====== DATA FOR REVIEW

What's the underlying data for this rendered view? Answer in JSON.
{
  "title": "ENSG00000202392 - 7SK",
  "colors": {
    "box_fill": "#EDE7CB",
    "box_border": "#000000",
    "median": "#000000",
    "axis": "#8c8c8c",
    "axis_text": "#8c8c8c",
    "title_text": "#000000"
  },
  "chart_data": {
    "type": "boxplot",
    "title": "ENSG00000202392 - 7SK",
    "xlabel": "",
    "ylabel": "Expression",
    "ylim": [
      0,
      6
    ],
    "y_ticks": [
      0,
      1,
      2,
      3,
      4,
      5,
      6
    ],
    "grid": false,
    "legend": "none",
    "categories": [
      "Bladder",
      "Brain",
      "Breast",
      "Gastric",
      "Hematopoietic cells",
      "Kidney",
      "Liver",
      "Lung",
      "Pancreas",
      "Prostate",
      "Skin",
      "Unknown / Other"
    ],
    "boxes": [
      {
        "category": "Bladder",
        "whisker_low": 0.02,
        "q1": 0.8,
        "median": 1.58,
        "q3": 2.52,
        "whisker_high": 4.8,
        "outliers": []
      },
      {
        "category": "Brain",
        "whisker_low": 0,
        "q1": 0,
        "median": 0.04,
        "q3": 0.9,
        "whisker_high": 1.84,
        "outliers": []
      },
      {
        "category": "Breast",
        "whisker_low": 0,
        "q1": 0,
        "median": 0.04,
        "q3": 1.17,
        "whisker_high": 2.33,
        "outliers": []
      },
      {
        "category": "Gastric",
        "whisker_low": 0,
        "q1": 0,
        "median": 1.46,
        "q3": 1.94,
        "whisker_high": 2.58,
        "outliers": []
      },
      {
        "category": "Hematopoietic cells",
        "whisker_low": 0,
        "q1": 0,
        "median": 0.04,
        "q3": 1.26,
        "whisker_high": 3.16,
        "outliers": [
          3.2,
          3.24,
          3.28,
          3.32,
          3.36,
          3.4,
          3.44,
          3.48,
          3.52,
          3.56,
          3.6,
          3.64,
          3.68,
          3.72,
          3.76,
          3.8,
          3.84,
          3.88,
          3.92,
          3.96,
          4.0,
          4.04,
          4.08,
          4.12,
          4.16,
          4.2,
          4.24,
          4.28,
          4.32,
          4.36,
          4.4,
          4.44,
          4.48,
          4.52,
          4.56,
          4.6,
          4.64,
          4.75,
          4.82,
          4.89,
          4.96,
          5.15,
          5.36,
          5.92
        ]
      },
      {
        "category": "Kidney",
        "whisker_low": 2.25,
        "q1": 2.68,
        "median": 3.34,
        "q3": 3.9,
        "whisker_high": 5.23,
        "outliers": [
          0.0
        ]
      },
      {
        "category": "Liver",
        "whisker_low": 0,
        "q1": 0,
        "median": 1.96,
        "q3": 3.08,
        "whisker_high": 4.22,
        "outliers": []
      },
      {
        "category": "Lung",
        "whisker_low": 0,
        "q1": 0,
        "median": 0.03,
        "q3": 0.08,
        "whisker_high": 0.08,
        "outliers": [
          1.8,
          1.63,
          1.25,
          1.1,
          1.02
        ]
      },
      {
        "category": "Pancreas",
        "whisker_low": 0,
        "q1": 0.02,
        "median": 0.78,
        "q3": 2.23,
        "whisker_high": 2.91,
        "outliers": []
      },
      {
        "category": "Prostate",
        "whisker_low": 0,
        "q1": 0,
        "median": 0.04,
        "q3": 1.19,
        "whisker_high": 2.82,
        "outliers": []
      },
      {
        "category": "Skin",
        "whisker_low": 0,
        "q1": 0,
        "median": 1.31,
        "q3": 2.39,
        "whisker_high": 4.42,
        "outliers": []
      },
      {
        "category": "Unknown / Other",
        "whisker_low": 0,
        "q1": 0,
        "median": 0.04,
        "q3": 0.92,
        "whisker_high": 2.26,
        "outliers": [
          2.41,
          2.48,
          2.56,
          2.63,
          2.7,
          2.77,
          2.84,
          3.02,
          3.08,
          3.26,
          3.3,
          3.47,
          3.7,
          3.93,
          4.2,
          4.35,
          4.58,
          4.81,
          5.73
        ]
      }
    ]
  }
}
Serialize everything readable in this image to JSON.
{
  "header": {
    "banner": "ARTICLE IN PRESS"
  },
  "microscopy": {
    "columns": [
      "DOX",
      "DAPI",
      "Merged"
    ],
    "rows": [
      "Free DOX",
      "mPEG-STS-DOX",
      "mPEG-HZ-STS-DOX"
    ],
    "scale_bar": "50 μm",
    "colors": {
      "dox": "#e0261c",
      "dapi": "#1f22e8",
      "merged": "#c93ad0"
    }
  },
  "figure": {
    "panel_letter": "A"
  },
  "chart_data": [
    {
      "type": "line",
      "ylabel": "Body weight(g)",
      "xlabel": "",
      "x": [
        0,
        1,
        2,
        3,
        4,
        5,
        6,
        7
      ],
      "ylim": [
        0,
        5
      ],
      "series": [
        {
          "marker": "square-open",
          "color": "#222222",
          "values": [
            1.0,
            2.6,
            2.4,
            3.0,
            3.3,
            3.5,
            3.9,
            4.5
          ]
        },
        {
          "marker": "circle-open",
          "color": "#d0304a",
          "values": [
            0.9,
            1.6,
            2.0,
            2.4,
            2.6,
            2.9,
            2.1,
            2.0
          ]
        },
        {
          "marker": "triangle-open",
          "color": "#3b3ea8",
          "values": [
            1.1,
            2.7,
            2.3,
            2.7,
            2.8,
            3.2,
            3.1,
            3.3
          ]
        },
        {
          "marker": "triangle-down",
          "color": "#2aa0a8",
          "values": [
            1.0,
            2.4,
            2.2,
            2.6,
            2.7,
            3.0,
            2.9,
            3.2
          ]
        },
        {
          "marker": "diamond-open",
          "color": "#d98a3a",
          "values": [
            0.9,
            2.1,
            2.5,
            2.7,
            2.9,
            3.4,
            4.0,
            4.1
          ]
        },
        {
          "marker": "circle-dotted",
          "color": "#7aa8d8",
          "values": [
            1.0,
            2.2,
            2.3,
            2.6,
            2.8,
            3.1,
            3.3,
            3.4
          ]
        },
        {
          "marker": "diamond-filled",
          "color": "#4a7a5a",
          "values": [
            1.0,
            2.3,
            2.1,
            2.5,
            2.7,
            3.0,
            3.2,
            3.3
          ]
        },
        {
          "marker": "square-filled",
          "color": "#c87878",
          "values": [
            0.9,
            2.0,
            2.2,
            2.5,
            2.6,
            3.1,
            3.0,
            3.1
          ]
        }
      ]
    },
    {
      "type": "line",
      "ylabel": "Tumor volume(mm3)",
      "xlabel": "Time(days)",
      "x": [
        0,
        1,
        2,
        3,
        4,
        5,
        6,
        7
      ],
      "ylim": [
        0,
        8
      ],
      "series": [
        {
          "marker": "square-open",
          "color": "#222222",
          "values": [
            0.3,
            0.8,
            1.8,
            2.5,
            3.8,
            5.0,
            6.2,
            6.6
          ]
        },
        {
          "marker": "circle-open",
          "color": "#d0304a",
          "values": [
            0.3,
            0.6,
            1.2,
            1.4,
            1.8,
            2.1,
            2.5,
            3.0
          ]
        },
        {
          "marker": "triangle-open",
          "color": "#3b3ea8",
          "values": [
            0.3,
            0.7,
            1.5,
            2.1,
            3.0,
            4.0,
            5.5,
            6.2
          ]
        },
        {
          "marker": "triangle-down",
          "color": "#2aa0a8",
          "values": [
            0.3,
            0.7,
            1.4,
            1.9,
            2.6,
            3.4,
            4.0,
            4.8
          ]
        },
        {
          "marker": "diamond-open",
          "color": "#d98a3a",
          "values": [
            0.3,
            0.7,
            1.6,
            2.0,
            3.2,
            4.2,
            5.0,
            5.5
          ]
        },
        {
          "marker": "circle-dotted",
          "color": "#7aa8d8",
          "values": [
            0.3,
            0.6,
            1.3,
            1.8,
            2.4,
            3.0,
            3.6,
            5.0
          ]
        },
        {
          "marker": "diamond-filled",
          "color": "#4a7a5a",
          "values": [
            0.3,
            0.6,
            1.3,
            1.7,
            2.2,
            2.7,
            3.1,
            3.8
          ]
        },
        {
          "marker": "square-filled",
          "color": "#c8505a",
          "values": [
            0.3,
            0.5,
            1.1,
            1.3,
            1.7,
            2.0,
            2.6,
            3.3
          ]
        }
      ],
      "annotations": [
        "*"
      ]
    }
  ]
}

============

■ ACTION ITEM ■
All lines of the records above with the word "JSON" in them are to be copied.

■ ANSWER BOX ■
What's the underlying data for this rendered view? Answer in JSON.
Serialize everything readable in this image to JSON.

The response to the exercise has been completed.